● Texte de lecture:
..............................

Une tumeur de l’ovaire ou surrénale sécrétant des androgènes provoque l’apparition rapide des signes de virilisation (raucité de la voix, alopécie, hypertrophie musculaire et clitoridienne), le plus souvent en quelques mois, et la testostéronémie est élevée à plus de deux fois la normale.
Le syndrome de Cushing, hypercortisolisme, est dépisté devant les signes cliniques (faciès érythrosique, prise de poids, vergetures, amyotrophie, fragilité cutanée et hypertension artérielle) par un test de freinage minute sur le cortisol et/ou un cortisol urinaire des vingt-quatre heures sur le recueil urinaire des vingt-quatre heures.
Les arbres diagnostiques devant une aménorrhée primaire et secondaire, synthétisant ces éléments, sont représentés respectivement dans les figures 4 et 5.
Conclusion
Certains motifs de consultation comme le retard pubertaire, l’hyperandrogénie, des troubles du comportement alimentaire ou une infertilité peuvent révéler un diagnostic d’aménorrhée.

..............................

● Extraits de données:
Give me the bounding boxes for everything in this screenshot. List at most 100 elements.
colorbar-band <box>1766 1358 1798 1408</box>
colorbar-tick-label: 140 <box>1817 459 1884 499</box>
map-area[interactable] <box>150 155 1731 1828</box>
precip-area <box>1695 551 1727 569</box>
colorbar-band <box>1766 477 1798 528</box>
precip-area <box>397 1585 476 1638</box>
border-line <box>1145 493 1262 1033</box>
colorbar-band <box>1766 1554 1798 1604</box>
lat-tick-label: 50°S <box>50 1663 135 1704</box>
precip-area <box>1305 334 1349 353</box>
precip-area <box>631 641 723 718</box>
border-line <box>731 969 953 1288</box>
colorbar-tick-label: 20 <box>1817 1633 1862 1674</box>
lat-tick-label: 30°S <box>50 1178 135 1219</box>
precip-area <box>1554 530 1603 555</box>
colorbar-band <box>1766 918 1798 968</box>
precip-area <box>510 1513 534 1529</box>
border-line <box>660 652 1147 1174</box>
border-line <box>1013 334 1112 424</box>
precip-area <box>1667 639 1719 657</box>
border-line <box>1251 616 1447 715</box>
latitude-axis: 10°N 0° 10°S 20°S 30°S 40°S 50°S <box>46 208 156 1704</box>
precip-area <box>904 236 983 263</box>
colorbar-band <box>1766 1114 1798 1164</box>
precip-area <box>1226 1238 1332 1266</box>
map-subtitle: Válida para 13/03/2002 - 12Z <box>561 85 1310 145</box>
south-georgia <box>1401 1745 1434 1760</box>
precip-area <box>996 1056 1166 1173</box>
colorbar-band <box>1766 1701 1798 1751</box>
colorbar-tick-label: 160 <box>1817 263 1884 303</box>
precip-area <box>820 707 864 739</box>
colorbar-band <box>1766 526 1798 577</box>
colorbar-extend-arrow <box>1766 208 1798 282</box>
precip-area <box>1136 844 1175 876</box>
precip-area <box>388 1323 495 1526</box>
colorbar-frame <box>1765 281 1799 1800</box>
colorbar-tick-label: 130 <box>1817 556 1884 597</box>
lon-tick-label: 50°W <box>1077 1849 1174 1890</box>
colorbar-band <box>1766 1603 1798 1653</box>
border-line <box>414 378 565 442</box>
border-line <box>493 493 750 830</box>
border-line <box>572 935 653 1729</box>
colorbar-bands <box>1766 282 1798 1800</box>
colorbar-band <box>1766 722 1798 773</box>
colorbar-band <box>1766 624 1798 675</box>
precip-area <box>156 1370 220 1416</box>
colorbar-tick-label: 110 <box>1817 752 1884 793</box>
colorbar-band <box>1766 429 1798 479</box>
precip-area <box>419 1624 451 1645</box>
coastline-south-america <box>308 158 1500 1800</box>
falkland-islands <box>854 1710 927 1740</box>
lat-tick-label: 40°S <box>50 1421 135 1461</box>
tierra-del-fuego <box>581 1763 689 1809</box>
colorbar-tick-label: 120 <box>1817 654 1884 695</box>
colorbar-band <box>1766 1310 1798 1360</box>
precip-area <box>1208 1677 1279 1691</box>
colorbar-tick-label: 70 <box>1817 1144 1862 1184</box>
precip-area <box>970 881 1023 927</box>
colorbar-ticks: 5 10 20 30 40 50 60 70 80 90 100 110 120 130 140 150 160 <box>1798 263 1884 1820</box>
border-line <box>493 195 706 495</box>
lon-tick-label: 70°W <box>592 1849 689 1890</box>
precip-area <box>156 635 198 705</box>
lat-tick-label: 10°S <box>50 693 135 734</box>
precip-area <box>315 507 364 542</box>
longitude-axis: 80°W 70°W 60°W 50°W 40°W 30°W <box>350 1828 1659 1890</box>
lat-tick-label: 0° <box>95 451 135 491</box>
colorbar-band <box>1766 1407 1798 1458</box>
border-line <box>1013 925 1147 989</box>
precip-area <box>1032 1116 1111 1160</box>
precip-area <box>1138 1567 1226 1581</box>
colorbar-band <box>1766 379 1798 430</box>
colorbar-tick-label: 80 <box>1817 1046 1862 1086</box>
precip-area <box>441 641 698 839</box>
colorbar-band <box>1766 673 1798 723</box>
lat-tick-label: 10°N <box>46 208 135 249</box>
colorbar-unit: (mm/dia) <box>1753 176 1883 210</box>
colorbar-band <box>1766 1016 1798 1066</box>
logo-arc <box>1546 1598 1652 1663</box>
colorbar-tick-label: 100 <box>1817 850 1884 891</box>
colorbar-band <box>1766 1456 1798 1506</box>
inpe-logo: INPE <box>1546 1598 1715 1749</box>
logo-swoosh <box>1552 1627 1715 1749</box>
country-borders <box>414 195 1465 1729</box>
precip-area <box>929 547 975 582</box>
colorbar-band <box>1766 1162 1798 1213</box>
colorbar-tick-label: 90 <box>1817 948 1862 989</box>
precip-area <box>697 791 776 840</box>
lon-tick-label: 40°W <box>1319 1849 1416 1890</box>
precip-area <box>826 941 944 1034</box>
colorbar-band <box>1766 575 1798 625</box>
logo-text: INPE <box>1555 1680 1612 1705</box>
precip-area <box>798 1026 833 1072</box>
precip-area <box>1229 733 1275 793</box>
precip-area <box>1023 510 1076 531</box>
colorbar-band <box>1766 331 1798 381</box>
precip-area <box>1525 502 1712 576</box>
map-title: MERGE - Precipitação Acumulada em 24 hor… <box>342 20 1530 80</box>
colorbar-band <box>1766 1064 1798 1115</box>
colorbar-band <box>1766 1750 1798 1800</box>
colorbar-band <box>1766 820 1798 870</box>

..............................

● Travail demandé:
1. Énumérez les signes cliniques du syndrome de Cushing cités dans le texte sur l’aménorrhée.
2. Reproduisez fidèlement le passage du texte sur l’aménorrhée allant de « Les arbres diagnostiques » jusqu’à « figures 4 et 5. » inclus.
3. Rédigez la suite du texte sur l’aménorrhée, à partir de sa dernière phrase.

● Réponses attendues:
1.
- Faciès érythrosique
- Prise de poids
- Vergetures
- Amyotrophie
- Fragilité cutanée
- Hypertension artérielle

2.
Les arbres diagnostiques devant une aménorrhée primaire et secondaire, synthétisant ces éléments, sont représentés respectivement dans les figures 4 et 5.

3.
En dehors de la grossesse, de la lactation et de la ménopause, l’aménorrhée est toujours pathologique. Elle est le témoin de l’existence d’une pathologie ovarienne, utérine ou de la région hypothalamo-hypophysaire. Son exploration est donc indispensable pour une bonne prise en charge.
Un hypogonadisme hypogonadotrope doit faire rechercher une hyperprolactinémie et faire réaliser une IRM hypophysaire. Une cause fréquente d’aménorrhée est l’aménorrhée d’origine hypothalamique, surtout chez l’adolescente, le plus souvent liée à une restriction alimentaire inappropriée (surtout en matières grasses), souvent associée à une activité physique excessive.
Des signes cliniques d’hyperandrogénie doivent faire doser la testostéronémie et faire évoquer le syndrome des ovaires polykystiques, qui concerne 10 à 15 % des femmes en âge de procréer.
Enfin, face à une aménorrhée, primaire ou secondaire, une petite taille doit faire penser au syndrome de Turner.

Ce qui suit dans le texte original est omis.